Problem statement> Check every line of the entries that follow, and copy the ones containing "Okhotsk".

** Begin Data supplied **

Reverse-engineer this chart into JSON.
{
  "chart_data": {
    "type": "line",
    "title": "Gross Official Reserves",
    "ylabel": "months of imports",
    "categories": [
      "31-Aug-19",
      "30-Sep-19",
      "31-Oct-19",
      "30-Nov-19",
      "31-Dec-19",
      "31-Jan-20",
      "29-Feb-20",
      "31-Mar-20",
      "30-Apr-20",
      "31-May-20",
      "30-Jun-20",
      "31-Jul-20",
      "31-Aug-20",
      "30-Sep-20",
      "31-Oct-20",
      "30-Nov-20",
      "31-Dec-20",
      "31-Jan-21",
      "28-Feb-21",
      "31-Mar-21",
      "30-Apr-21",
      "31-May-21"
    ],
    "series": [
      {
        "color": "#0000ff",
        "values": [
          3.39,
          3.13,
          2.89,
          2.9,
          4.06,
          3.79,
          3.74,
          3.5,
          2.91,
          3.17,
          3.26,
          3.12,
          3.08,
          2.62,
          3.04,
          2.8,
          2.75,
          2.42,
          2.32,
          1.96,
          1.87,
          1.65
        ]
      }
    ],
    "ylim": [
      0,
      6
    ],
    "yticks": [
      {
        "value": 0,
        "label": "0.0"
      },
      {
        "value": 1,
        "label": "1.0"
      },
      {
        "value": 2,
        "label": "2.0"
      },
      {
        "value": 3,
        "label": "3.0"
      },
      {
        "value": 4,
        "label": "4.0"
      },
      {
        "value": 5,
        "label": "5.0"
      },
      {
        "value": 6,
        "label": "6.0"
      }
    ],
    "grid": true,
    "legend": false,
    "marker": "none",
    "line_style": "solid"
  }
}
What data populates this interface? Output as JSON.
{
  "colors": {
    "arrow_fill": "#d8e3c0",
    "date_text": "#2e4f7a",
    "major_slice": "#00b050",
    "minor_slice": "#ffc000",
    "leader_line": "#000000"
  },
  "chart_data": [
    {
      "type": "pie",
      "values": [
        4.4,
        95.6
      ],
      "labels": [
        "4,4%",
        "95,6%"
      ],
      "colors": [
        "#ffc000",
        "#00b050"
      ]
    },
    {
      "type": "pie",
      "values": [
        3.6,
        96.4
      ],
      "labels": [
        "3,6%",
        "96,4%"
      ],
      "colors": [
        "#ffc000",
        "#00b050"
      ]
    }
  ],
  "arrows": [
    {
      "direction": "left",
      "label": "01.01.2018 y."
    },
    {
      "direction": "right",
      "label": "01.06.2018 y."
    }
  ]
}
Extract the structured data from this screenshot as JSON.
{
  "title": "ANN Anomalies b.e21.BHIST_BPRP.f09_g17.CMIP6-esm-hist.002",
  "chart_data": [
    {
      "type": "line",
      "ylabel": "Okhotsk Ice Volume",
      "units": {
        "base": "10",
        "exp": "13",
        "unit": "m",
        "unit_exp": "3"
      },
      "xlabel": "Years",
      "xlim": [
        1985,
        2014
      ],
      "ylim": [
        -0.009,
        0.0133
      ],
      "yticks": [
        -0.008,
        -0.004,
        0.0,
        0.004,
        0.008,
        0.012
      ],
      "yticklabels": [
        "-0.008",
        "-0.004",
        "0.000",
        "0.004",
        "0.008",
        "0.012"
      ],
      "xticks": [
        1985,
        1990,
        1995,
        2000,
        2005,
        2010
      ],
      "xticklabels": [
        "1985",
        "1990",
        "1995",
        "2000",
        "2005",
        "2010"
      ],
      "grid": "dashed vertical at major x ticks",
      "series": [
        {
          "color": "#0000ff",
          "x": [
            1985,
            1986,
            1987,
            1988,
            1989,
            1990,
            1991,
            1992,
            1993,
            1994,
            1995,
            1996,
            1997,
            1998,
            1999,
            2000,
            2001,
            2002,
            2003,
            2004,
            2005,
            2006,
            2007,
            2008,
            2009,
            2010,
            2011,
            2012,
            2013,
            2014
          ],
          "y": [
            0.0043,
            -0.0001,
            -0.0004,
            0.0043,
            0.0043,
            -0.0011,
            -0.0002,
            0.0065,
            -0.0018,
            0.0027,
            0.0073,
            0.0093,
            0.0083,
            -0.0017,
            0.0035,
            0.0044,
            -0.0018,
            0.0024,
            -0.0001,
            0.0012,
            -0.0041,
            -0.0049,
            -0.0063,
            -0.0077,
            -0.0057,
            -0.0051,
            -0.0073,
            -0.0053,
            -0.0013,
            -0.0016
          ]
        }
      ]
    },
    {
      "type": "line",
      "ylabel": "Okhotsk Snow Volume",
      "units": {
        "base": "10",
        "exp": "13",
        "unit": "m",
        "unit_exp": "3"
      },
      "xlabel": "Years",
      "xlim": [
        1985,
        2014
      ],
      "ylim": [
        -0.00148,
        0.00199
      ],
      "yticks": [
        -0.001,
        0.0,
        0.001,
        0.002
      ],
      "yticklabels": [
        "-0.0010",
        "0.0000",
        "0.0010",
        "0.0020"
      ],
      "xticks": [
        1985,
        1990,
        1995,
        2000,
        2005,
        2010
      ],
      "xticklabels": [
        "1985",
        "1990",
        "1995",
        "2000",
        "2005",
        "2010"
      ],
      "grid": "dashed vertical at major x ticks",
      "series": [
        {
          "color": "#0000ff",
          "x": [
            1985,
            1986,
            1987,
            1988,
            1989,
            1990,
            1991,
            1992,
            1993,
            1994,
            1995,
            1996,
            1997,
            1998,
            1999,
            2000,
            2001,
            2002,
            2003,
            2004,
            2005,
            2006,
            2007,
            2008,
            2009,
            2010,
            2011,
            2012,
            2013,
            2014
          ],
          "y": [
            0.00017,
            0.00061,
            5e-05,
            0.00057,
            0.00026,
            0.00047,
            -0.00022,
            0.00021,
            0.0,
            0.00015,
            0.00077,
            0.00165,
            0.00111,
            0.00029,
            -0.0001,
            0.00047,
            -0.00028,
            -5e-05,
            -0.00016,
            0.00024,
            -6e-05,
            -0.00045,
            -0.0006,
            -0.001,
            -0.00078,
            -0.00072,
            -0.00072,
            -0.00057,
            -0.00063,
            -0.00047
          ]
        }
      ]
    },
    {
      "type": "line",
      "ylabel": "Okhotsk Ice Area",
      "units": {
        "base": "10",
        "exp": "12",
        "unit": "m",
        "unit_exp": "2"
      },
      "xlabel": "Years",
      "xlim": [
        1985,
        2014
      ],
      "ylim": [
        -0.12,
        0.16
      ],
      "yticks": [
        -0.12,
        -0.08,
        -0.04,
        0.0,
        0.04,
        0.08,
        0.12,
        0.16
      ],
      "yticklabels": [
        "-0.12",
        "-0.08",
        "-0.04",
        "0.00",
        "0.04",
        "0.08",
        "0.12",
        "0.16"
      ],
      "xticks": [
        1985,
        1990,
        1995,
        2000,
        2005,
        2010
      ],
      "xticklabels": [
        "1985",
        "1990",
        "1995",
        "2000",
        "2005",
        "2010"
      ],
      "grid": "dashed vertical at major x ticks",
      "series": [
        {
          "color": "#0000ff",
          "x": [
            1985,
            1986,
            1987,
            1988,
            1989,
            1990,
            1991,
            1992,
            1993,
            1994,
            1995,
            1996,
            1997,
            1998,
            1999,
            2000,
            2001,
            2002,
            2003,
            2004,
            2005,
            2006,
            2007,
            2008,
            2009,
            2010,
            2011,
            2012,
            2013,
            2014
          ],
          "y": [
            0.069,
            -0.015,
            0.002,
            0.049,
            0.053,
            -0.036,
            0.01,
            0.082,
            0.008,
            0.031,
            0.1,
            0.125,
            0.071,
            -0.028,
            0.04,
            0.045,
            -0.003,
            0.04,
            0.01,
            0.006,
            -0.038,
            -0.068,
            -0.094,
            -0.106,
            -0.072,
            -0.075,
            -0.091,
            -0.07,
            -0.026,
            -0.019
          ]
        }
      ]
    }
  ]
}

** End Data supplied **

Answer to this task>
      "ylabel": "Okhotsk Ice Volume",
      "ylabel": "Okhotsk Snow Volume",
      "ylabel": "Okhotsk Ice Area",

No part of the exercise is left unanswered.